DATA FOR PROCESSING:
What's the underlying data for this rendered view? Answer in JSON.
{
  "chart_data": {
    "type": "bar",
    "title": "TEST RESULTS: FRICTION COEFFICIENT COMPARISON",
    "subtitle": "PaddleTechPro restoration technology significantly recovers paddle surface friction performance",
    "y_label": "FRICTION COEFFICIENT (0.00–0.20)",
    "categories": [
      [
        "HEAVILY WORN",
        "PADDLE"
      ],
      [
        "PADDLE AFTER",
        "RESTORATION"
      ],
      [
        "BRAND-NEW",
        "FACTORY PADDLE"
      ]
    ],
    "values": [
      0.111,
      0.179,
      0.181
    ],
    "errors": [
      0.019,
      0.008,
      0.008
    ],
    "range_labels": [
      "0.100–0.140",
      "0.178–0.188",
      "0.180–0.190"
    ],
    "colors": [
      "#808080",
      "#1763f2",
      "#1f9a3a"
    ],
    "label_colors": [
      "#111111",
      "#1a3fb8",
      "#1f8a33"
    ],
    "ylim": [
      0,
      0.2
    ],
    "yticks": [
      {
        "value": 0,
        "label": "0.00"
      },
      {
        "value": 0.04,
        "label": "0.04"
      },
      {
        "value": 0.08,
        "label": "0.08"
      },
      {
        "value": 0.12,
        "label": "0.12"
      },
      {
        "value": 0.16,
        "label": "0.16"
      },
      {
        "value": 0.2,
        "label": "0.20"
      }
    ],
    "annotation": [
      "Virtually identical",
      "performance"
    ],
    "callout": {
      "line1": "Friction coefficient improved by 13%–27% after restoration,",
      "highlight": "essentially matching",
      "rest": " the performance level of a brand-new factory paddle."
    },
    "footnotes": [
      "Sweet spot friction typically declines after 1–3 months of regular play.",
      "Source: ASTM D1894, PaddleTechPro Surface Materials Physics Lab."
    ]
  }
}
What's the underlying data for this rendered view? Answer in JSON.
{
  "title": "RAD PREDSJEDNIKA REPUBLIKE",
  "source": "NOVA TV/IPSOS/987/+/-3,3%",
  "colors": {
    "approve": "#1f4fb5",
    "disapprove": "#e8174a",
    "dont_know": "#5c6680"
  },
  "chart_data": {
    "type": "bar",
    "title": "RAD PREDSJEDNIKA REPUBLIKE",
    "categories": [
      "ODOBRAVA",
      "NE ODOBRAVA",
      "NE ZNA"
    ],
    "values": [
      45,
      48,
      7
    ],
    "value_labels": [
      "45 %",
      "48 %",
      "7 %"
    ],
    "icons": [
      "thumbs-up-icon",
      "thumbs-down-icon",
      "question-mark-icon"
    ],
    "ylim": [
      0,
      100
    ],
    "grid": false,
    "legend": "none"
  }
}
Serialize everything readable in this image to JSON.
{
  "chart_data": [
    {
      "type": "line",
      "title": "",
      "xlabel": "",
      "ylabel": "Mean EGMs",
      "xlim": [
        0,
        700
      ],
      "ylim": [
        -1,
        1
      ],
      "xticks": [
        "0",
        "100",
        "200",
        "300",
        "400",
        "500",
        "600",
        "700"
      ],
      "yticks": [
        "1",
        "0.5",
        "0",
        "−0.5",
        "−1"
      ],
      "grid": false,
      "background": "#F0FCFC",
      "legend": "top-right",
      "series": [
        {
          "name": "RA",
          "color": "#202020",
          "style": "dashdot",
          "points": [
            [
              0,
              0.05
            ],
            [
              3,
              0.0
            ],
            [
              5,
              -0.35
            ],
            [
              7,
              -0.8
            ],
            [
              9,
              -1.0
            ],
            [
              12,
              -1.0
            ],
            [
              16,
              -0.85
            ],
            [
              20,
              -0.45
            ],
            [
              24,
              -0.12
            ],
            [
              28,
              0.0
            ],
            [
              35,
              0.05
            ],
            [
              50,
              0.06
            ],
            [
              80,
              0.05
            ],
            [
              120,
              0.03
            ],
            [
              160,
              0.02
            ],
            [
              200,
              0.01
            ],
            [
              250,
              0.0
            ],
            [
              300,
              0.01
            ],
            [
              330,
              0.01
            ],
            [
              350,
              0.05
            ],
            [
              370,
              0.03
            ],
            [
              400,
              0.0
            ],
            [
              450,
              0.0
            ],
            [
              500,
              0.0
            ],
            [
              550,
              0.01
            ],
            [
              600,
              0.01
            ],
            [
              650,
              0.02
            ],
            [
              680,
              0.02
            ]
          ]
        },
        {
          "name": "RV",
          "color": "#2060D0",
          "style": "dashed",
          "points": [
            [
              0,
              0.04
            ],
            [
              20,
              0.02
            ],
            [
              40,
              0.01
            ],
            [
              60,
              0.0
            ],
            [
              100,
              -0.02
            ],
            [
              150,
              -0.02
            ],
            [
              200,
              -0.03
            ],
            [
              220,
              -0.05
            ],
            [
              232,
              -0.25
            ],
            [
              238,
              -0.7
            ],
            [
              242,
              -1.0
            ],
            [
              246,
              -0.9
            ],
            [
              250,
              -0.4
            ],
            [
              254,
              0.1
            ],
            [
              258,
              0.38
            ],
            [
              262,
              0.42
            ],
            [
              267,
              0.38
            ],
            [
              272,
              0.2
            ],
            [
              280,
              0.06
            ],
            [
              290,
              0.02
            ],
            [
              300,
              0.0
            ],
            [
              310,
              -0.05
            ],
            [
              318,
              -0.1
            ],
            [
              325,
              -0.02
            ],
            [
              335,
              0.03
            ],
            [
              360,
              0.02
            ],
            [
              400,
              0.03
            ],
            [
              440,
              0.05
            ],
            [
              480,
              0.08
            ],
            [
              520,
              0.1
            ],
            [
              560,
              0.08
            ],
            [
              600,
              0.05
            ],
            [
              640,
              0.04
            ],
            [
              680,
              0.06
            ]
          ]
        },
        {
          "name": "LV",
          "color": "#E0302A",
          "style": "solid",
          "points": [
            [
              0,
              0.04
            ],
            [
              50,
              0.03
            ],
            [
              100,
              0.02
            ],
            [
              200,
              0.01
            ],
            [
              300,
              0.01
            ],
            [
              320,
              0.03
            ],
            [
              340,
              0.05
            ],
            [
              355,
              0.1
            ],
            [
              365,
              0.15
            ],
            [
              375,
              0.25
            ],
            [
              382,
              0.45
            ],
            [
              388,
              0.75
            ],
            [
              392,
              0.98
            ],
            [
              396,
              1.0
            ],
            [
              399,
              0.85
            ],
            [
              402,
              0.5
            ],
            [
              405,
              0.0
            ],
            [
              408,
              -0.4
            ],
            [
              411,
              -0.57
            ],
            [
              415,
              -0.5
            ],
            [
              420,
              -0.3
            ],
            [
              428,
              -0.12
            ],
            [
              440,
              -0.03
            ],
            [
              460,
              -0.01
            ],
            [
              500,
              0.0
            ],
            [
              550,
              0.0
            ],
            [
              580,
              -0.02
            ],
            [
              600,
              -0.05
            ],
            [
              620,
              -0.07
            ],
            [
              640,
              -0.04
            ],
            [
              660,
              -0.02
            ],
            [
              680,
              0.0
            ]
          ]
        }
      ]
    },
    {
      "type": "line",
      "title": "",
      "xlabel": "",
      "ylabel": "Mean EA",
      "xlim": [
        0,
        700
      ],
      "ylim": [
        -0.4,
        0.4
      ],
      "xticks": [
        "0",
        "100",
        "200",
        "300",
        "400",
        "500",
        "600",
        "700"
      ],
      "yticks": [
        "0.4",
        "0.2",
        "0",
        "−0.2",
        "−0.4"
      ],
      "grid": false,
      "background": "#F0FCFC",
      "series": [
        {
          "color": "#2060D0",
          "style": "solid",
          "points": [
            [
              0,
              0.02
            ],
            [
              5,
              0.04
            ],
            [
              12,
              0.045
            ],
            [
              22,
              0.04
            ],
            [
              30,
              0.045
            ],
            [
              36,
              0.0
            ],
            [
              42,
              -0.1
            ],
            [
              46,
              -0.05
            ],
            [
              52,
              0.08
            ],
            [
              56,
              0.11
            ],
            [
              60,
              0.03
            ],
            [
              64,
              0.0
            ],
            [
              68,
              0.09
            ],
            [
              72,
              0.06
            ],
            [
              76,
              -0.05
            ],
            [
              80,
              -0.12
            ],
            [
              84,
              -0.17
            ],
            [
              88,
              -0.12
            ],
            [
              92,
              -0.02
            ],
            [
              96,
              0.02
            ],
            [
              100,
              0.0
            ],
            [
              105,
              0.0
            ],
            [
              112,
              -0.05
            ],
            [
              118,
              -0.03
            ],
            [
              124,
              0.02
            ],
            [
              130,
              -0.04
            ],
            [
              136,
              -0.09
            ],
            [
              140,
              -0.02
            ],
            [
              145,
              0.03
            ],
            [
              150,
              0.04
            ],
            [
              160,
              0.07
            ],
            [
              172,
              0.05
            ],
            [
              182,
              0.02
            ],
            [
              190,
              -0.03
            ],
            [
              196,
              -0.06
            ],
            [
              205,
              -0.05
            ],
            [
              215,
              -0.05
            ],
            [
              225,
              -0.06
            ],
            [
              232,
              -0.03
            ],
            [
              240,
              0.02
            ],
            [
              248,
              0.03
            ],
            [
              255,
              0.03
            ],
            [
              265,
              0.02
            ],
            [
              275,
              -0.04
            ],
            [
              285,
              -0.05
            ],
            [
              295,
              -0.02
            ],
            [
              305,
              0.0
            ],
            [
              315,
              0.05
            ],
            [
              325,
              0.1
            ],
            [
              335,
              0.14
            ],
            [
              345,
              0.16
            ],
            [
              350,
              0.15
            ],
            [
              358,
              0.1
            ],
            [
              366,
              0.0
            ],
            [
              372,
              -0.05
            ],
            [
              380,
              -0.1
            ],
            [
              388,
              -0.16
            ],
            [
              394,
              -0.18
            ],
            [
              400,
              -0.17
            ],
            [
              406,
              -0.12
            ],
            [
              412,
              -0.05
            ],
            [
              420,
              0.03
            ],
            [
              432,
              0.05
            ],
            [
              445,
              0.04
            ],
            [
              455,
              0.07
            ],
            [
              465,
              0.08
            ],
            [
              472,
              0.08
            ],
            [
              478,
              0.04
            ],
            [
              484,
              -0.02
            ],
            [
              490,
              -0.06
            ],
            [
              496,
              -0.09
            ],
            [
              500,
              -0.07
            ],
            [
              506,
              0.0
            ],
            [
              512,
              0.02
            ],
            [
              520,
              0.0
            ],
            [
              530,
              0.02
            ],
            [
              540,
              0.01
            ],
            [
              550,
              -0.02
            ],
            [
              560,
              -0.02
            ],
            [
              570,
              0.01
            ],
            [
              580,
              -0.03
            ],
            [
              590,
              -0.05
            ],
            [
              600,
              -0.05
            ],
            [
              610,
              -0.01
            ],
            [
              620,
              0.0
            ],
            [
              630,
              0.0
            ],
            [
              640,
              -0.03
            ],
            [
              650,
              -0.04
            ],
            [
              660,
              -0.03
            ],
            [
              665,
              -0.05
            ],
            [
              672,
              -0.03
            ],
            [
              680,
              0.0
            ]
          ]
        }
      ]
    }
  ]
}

PROMPT: Copy every line of the data that holds the string "PaddleTechPro".

FULL RESPONSE:
    "subtitle": "PaddleTechPro restoration technology significantly recovers paddle surface friction performance",
      "Source: ASTM D1894, PaddleTechPro Surface Materials Physics Lab."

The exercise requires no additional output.